▶ [WRITTEN PROBLEM] Report back each line of the records that contains the string "Dollar".

++++ SUPPLIED DATA ++++

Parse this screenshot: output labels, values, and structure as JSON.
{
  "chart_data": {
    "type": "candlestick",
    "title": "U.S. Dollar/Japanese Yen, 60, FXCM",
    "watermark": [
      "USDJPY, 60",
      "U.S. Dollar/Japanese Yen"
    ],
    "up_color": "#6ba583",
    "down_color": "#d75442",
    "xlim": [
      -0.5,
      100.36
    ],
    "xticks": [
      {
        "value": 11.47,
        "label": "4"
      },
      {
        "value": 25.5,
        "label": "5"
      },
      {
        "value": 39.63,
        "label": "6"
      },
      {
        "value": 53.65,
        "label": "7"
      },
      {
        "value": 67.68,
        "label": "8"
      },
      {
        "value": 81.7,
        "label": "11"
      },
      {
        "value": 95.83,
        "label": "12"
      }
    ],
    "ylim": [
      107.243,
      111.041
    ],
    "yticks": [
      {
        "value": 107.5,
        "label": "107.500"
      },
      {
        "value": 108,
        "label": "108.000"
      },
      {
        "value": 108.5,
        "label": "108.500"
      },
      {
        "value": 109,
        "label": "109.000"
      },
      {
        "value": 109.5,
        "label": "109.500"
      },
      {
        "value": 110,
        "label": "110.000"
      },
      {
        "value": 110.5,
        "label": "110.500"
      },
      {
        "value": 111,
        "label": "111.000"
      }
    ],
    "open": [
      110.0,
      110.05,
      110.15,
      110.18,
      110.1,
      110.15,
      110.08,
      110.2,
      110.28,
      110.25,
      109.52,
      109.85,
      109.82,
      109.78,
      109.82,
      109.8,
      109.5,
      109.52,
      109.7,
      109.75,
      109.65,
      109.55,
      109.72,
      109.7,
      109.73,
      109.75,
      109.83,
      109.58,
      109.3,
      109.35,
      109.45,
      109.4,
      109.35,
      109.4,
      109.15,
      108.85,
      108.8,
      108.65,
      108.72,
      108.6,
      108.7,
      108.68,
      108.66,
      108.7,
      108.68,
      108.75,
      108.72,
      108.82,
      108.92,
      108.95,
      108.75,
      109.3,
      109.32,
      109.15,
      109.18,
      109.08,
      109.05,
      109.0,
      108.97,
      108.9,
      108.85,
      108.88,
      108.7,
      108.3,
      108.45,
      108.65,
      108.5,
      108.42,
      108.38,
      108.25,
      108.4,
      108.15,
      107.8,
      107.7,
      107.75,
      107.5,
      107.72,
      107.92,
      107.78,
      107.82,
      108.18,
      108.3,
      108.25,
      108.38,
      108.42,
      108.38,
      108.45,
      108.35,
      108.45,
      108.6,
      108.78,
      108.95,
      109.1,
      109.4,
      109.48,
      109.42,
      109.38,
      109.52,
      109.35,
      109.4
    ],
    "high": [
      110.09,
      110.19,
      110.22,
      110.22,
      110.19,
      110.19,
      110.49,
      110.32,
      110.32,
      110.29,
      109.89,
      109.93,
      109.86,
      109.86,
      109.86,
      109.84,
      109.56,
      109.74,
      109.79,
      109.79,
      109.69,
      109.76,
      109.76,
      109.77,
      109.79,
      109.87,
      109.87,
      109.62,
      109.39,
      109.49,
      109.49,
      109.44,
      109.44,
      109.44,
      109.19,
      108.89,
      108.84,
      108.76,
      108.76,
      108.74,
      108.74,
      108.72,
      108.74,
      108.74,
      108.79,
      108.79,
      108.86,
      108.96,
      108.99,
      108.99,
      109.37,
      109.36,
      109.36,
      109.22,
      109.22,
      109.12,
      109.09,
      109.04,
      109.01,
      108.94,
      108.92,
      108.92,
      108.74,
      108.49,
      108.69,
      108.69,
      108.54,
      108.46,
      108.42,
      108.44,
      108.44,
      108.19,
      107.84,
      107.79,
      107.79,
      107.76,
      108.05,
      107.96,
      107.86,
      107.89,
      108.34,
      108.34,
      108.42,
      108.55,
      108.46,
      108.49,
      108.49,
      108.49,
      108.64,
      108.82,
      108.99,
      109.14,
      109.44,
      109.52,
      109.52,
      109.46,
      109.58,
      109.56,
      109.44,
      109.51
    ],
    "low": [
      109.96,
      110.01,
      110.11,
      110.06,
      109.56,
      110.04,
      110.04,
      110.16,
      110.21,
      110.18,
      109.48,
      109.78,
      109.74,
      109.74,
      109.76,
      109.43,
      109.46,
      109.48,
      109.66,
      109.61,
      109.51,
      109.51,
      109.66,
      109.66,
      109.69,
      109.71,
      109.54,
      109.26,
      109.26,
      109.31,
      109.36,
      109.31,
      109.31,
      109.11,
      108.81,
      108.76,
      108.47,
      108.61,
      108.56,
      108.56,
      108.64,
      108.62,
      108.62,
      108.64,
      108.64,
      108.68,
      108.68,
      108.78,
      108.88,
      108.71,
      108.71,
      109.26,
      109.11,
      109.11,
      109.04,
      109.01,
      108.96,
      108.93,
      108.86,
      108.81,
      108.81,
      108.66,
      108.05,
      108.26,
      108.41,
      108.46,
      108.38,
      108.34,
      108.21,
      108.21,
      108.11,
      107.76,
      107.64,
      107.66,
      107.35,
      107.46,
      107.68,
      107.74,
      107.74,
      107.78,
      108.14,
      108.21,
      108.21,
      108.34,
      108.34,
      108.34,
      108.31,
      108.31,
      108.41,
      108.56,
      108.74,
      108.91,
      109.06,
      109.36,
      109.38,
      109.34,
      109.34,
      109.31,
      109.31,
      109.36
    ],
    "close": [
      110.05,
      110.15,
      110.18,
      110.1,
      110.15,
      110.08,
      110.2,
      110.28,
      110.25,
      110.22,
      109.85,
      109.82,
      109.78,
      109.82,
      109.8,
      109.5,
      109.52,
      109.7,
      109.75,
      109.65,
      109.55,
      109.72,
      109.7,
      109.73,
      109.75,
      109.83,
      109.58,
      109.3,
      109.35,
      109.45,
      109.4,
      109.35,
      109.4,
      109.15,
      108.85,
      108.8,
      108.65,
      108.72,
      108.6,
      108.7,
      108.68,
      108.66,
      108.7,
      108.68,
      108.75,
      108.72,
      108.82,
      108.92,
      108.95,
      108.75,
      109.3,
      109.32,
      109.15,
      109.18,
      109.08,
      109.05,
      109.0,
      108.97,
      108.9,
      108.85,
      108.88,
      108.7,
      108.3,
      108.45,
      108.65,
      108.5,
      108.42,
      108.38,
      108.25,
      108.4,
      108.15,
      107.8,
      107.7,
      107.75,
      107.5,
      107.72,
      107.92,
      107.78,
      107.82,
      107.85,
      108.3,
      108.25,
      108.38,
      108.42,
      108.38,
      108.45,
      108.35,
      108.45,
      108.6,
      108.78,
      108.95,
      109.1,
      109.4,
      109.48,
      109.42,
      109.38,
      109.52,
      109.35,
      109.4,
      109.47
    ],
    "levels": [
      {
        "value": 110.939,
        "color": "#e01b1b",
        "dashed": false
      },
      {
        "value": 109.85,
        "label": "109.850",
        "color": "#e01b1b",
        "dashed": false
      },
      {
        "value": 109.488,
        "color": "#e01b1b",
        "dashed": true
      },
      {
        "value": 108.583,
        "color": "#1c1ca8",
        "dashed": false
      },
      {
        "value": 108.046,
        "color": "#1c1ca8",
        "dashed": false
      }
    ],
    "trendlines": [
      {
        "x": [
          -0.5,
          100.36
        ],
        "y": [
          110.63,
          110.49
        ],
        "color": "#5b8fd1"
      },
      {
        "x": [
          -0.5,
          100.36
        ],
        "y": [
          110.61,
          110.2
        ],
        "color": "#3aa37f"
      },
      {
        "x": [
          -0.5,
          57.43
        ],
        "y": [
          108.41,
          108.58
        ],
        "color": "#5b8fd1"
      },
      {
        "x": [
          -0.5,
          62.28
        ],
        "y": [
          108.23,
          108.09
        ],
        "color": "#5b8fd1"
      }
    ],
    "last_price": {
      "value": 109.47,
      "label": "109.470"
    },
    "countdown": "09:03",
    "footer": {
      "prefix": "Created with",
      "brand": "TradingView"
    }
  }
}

++++

▶ [WRITTEN RESPONSE]
    "title": "U.S. Dollar/Japanese Yen, 60, FXCM",
      "U.S. Dollar/Japanese Yen"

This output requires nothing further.